__EXERCISE GOAL__. Extract all lines from the data beneath that include the word "プロジェクトにおいて".

__INPUT RECORDS__.
Begin
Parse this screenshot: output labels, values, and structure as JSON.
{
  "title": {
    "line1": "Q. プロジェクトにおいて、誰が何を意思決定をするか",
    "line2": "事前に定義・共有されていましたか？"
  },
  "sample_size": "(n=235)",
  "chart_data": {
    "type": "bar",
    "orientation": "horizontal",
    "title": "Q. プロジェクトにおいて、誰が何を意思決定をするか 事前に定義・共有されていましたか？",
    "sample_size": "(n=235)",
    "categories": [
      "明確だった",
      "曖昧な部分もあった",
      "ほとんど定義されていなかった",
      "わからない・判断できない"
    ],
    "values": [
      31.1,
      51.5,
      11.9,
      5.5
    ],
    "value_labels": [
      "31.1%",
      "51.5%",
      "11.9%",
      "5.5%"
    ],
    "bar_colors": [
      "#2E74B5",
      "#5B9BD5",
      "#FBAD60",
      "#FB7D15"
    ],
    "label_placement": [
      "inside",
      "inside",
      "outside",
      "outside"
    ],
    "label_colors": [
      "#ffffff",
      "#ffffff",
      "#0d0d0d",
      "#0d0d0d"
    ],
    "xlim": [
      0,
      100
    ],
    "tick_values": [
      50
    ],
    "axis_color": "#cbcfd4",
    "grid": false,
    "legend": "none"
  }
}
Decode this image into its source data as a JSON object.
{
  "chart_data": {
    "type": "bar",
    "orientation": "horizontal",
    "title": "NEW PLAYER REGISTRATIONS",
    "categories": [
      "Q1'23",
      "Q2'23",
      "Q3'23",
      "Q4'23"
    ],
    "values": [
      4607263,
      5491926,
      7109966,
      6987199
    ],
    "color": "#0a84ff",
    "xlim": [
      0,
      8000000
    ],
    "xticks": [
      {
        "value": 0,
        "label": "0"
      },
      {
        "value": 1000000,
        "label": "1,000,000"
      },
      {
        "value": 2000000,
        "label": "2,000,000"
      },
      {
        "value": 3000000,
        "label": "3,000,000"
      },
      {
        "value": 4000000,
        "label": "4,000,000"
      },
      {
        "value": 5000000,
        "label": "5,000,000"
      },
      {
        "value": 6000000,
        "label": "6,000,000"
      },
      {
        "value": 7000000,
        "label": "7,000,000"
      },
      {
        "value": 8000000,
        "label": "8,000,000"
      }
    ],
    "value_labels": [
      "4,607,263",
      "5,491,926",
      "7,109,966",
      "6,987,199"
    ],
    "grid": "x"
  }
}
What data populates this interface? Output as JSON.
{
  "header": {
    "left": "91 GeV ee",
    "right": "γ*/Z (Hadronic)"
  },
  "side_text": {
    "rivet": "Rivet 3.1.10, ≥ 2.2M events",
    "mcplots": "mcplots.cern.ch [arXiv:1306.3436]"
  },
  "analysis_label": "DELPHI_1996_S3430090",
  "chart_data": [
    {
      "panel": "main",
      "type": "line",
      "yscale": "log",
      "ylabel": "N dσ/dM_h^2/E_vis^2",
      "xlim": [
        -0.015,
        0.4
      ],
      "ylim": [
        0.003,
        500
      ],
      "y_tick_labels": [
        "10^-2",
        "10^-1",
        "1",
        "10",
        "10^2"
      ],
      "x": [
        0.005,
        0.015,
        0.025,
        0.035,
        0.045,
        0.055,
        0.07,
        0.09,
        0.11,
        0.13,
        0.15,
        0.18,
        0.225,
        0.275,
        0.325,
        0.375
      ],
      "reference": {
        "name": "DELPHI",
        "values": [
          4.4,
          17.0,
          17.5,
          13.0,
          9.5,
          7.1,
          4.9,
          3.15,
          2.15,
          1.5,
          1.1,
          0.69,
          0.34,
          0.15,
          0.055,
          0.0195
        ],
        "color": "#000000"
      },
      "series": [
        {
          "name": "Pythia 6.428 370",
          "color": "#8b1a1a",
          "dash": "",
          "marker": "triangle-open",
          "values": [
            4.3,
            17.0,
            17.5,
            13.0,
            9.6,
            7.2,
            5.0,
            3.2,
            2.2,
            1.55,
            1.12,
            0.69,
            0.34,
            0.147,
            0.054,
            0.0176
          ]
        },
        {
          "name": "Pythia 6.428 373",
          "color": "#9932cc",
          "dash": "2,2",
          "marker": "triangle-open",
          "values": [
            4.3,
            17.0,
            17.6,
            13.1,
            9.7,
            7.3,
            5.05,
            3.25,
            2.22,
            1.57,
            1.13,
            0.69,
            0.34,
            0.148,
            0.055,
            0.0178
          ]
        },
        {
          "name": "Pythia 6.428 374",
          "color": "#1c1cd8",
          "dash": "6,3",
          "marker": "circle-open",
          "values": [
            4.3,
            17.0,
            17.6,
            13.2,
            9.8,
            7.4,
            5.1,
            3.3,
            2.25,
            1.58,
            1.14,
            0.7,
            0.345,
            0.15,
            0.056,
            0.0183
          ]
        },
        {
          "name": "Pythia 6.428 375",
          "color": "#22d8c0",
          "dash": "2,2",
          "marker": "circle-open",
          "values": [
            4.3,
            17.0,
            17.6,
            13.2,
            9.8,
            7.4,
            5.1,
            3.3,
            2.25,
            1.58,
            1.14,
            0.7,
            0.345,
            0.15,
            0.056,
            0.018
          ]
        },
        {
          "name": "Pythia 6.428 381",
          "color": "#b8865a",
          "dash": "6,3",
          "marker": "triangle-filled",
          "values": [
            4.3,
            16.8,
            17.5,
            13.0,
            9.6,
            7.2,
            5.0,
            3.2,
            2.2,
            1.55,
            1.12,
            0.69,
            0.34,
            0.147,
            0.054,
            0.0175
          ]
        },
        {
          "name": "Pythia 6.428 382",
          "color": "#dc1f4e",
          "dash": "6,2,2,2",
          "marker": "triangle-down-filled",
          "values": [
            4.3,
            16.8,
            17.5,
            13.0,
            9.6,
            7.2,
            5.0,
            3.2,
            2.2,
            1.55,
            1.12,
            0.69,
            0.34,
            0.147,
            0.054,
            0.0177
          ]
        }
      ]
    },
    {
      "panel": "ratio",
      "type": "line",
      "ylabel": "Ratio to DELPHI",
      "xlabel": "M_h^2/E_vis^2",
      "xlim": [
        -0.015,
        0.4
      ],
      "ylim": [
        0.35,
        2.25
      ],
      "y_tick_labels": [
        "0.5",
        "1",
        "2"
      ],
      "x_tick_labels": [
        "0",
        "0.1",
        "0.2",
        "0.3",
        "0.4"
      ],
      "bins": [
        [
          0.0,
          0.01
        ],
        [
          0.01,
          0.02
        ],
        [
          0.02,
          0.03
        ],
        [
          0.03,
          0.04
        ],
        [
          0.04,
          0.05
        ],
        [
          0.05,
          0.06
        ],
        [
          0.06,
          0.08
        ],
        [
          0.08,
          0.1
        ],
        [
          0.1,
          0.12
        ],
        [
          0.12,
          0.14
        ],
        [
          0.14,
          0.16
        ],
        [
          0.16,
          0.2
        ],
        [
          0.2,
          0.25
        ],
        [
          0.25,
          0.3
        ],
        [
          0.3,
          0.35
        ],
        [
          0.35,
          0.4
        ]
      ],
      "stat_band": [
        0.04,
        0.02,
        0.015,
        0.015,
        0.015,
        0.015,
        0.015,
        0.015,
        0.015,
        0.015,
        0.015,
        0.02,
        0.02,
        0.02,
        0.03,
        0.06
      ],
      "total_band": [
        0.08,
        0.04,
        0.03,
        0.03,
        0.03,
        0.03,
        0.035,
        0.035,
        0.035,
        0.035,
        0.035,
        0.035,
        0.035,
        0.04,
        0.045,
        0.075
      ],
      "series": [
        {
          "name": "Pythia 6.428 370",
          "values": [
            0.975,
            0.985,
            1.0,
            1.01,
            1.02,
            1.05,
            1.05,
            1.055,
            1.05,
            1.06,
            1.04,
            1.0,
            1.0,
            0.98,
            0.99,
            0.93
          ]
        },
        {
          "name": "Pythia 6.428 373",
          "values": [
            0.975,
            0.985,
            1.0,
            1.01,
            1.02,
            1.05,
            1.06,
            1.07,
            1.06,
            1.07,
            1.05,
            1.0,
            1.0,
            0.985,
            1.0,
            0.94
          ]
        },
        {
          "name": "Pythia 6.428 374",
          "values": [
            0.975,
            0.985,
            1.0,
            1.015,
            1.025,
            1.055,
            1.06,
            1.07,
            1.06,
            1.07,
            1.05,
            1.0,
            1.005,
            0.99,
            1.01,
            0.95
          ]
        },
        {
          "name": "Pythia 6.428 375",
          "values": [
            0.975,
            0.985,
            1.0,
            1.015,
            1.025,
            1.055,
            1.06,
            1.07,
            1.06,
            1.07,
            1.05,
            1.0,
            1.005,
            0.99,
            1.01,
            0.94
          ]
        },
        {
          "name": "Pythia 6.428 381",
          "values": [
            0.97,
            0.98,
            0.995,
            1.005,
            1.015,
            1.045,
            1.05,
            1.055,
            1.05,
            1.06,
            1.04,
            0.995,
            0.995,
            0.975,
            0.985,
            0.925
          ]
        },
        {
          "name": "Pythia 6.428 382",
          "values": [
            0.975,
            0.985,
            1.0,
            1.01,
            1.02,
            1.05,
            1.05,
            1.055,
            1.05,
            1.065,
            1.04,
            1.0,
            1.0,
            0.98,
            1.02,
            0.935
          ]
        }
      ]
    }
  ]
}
End
__ANSWER TO THIS TASK__.
    "line1": "Q. プロジェクトにおいて、誰が何を意思決定をするか",
    "title": "Q. プロジェクトにおいて、誰が何を意思決定をするか 事前に定義・共有されていましたか？",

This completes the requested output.